# TO BE DONE
Make a verbatim copy of the entries below; pictures stay out.

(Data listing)
(begin)

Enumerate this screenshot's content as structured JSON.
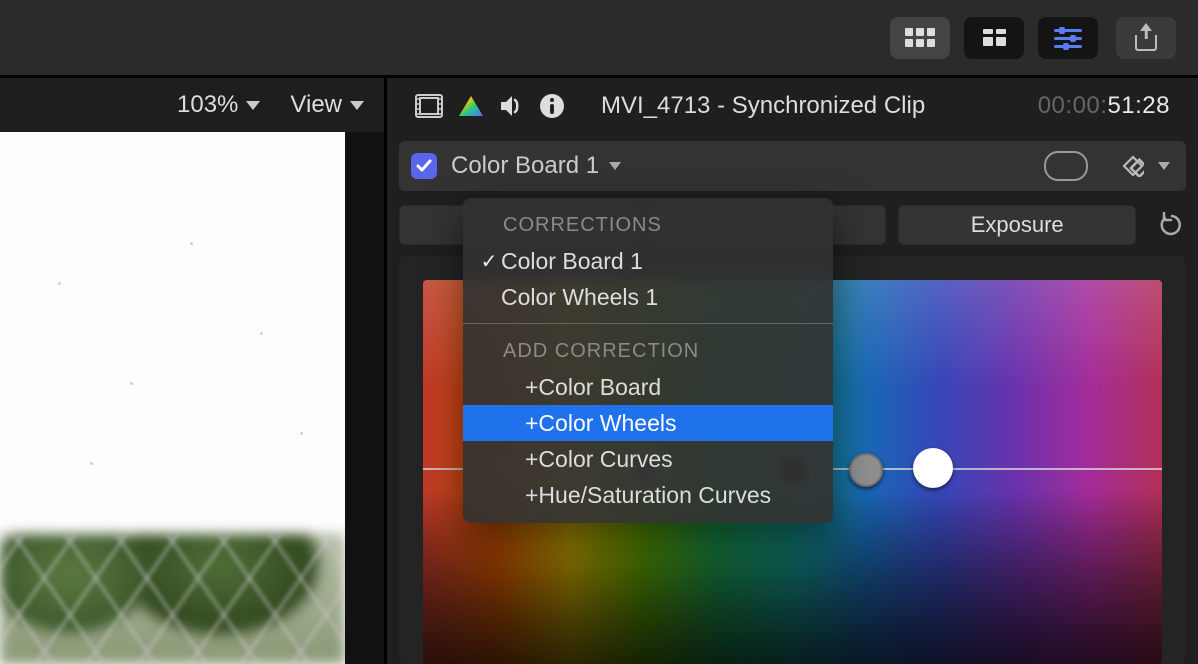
{
  "toolbar": {
    "grid_icon": "grid-6",
    "strip_icon": "grid-4",
    "sliders_icon": "sliders",
    "share_icon": "share"
  },
  "viewer": {
    "zoom": "103%",
    "view_label": "View"
  },
  "inspector": {
    "clip_name": "MVI_4713 - Synchronized Clip",
    "timecode_dim": "00:00:",
    "timecode_bright": "51:28",
    "checkbox_checked": true,
    "correction_name": "Color Board 1",
    "tab_exposure": "Exposure"
  },
  "menu": {
    "section_corrections": "CORRECTIONS",
    "section_add": "ADD CORRECTION",
    "items_corrections": [
      {
        "label": "Color Board 1",
        "checked": true
      },
      {
        "label": "Color Wheels 1",
        "checked": false
      }
    ],
    "items_add": [
      {
        "label": "+Color Board",
        "selected": false
      },
      {
        "label": "+Color Wheels",
        "selected": true
      },
      {
        "label": "+Color Curves",
        "selected": false
      },
      {
        "label": "+Hue/Saturation Curves",
        "selected": false
      }
    ]
  }
}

(end)

# TASK SOLUTION
Enumerate this screenshot's content as structured JSON.
{
  "toolbar": {
    "grid_icon": "grid-6",
    "strip_icon": "grid-4",
    "sliders_icon": "sliders",
    "share_icon": "share"
  },
  "viewer": {
    "zoom": "103%",
    "view_label": "View"
  },
  "inspector": {
    "clip_name": "MVI_4713 - Synchronized Clip",
    "timecode_dim": "00:00:",
    "timecode_bright": "51:28",
    "checkbox_checked": true,
    "correction_name": "Color Board 1",
    "tab_exposure": "Exposure"
  },
  "menu": {
    "section_corrections": "CORRECTIONS",
    "section_add": "ADD CORRECTION",
    "items_corrections": [
      {
        "label": "Color Board 1",
        "checked": true
      },
      {
        "label": "Color Wheels 1",
        "checked": false
      }
    ],
    "items_add": [
      {
        "label": "+Color Board",
        "selected": false
      },
      {
        "label": "+Color Wheels",
        "selected": true
      },
      {
        "label": "+Color Curves",
        "selected": false
      },
      {
        "label": "+Hue/Saturation Curves",
        "selected": false
      }
    ]
  }
}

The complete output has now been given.